### PROBLEM REQUIREMENTS
What follows is a set of records; repeat all of them exactly.

★ ★ ★ ★

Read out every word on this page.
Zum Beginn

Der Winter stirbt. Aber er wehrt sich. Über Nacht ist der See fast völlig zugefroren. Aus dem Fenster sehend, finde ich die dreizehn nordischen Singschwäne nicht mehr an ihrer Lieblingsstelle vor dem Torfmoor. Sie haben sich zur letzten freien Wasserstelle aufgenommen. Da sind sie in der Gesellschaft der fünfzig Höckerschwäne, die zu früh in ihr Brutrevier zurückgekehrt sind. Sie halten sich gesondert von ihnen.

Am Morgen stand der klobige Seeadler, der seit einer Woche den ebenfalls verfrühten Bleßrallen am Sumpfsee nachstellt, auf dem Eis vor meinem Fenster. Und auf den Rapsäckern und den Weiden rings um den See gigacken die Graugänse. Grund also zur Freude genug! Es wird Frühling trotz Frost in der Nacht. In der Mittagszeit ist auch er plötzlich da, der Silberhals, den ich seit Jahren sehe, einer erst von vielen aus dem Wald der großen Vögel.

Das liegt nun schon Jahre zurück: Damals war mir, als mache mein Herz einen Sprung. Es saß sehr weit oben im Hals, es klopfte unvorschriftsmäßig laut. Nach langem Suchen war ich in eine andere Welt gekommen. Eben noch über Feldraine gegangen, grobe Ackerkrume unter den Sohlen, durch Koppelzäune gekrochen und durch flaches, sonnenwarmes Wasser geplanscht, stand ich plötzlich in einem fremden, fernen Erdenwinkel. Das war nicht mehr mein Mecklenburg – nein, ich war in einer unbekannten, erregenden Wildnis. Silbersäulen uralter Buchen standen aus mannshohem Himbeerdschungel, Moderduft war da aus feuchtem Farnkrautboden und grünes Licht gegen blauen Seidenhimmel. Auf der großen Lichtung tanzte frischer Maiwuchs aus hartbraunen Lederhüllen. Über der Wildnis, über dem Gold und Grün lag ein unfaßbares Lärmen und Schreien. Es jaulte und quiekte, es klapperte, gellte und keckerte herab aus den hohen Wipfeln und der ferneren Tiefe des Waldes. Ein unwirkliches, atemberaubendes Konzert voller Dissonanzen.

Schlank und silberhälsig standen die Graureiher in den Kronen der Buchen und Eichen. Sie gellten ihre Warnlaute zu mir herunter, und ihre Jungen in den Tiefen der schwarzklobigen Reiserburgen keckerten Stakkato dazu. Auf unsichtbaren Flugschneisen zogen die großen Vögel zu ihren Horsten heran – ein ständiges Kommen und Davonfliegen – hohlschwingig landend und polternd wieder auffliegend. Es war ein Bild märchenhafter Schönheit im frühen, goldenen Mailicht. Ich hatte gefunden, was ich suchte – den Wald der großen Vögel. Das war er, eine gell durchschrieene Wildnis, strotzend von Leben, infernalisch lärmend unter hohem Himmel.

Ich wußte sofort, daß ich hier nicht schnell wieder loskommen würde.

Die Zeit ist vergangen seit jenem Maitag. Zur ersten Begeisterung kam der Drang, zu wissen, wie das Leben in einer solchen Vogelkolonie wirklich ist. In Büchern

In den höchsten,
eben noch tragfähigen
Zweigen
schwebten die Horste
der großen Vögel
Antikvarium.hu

★ ★ ★ ★

### WRITTEN ANSWER
Read out every word on this page.
Zum Beginn

Der Winter stirbt. Aber er wehrt sich. Über Nacht ist der See fast völlig zugefroren. Aus dem Fenster sehend, finde ich die dreizehn nordischen Singschwäne nicht mehr an ihrer Lieblingsstelle vor dem Torfmoor. Sie haben sich zur letzten freien Wasserstelle aufgenommen. Da sind sie in der Gesellschaft der fünfzig Höckerschwäne, die zu früh in ihr Brutrevier zurückgekehrt sind. Sie halten sich gesondert von ihnen.

Am Morgen stand der klobige Seeadler, der seit einer Woche den ebenfalls verfrühten Bleßrallen am Sumpfsee nachstellt, auf dem Eis vor meinem Fenster. Und auf den Rapsäckern und den Weiden rings um den See gigacken die Graugänse. Grund also zur Freude genug! Es wird Frühling trotz Frost in der Nacht. In der Mittagszeit ist auch er plötzlich da, der Silberhals, den ich seit Jahren sehe, einer erst von vielen aus dem Wald der großen Vögel.

Das liegt nun schon Jahre zurück: Damals war mir, als mache mein Herz einen Sprung. Es saß sehr weit oben im Hals, es klopfte unvorschriftsmäßig laut. Nach langem Suchen war ich in eine andere Welt gekommen. Eben noch über Feldraine gegangen, grobe Ackerkrume unter den Sohlen, durch Koppelzäune gekrochen und durch flaches, sonnenwarmes Wasser geplanscht, stand ich plötzlich in einem fremden, fernen Erdenwinkel. Das war nicht mehr mein Mecklenburg – nein, ich war in einer unbekannten, erregenden Wildnis. Silbersäulen uralter Buchen standen aus mannshohem Himbeerdschungel, Moderduft war da aus feuchtem Farnkrautboden und grünes Licht gegen blauen Seidenhimmel. Auf der großen Lichtung tanzte frischer Maiwuchs aus hartbraunen Lederhüllen. Über der Wildnis, über dem Gold und Grün lag ein unfaßbares Lärmen und Schreien. Es jaulte und quiekte, es klapperte, gellte und keckerte herab aus den hohen Wipfeln und der ferneren Tiefe des Waldes. Ein unwirkliches, atemberaubendes Konzert voller Dissonanzen.

Schlank und silberhälsig standen die Graureiher in den Kronen der Buchen und Eichen. Sie gellten ihre Warnlaute zu mir herunter, und ihre Jungen in den Tiefen der schwarzklobigen Reiserburgen keckerten Stakkato dazu. Auf unsichtbaren Flugschneisen zogen die großen Vögel zu ihren Horsten heran – ein ständiges Kommen und Davonfliegen – hohlschwingig landend und polternd wieder auffliegend. Es war ein Bild märchenhafter Schönheit im frühen, goldenen Mailicht. Ich hatte gefunden, was ich suchte – den Wald der großen Vögel. Das war er, eine gell durchschrieene Wildnis, strotzend von Leben, infernalisch lärmend unter hohem Himmel.

Ich wußte sofort, daß ich hier nicht schnell wieder loskommen würde.

Die Zeit ist vergangen seit jenem Maitag. Zur ersten Begeisterung kam der Drang, zu wissen, wie das Leben in einer solchen Vogelkolonie wirklich ist. In Büchern

In den höchsten,
eben noch tragfähigen
Zweigen
schwebten die Horste
der großen Vögel
Antikvarium.hu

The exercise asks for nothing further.